---------- Given data ----------

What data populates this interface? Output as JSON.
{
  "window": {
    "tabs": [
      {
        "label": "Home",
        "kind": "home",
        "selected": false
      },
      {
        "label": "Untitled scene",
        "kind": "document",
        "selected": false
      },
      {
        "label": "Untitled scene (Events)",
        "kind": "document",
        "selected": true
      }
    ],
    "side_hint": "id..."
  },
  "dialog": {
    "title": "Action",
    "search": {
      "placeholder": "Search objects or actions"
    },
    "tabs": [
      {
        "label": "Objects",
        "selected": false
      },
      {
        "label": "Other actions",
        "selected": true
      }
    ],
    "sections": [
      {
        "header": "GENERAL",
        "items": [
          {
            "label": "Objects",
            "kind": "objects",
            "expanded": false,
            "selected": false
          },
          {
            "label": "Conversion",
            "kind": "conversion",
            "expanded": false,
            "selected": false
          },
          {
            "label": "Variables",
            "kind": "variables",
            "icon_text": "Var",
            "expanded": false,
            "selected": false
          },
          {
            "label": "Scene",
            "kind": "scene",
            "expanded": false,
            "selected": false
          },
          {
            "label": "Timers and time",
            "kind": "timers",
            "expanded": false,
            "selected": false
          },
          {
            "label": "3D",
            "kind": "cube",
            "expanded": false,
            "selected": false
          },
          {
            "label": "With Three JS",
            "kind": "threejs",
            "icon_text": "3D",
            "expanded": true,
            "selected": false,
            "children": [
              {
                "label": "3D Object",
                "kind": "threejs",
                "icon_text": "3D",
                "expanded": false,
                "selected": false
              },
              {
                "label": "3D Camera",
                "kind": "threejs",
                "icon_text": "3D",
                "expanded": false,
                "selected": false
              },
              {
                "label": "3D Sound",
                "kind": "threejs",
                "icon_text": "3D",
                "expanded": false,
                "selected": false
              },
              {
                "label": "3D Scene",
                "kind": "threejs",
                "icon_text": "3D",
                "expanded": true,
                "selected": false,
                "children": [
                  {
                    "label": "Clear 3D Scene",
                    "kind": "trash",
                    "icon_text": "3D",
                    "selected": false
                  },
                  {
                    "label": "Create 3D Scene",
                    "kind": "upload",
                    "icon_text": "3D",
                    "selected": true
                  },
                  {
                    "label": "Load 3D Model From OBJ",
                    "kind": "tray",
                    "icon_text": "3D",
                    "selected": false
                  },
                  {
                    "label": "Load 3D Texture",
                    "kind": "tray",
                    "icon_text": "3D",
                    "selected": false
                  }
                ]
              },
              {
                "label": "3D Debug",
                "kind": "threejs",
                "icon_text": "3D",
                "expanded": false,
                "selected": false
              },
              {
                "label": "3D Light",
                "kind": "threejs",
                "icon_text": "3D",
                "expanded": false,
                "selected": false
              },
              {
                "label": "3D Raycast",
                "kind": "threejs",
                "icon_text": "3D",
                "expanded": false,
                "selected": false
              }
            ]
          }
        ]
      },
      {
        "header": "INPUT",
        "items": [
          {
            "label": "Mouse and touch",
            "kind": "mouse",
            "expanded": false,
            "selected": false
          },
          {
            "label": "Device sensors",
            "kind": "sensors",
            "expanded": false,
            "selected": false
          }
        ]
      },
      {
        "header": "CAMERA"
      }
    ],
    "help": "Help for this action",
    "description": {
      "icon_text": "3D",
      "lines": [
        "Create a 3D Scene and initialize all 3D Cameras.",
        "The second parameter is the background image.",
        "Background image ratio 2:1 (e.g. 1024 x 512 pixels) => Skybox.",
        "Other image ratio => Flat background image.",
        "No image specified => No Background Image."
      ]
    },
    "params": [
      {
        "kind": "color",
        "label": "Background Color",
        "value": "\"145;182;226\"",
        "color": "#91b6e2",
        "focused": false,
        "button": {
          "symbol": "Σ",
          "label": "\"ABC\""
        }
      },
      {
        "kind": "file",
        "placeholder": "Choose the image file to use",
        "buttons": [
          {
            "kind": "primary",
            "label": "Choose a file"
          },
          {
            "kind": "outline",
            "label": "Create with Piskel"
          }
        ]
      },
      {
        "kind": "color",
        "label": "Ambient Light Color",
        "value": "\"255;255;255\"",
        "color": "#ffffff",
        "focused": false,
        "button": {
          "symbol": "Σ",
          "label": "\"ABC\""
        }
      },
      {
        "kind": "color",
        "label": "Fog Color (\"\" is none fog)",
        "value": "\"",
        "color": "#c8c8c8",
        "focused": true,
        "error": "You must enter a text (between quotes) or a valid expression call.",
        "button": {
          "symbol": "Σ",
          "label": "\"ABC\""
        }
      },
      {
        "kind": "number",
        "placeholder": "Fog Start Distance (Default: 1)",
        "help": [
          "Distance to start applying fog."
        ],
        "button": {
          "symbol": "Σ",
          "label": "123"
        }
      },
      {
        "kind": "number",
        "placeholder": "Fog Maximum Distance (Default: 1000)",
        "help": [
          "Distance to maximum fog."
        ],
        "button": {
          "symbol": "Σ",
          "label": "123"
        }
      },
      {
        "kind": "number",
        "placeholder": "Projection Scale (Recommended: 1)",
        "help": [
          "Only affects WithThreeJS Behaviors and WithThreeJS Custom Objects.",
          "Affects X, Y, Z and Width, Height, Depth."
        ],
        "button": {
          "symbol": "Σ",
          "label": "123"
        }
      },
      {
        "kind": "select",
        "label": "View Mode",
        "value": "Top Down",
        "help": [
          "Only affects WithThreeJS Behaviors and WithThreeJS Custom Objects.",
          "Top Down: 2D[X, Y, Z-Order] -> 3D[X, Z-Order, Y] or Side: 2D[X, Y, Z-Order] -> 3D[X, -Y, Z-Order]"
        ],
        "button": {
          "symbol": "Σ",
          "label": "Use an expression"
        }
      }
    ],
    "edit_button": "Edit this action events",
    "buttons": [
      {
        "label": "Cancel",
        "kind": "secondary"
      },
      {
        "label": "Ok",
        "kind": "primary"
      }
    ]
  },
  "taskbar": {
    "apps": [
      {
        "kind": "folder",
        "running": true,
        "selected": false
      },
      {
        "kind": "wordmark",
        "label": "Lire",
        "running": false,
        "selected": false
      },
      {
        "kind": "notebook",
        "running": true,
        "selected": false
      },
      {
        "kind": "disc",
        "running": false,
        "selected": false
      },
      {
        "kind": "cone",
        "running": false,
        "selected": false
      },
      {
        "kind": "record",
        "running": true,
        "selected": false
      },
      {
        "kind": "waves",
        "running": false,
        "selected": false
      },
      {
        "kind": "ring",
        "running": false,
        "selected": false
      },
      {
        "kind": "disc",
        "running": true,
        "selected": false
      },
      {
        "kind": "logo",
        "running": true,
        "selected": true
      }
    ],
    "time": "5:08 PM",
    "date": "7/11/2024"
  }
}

----------

* _Exercise aim_:
Find how many lines of the listing include the string "expression" and give that number, nothing else.

* _Exercise answer_:
2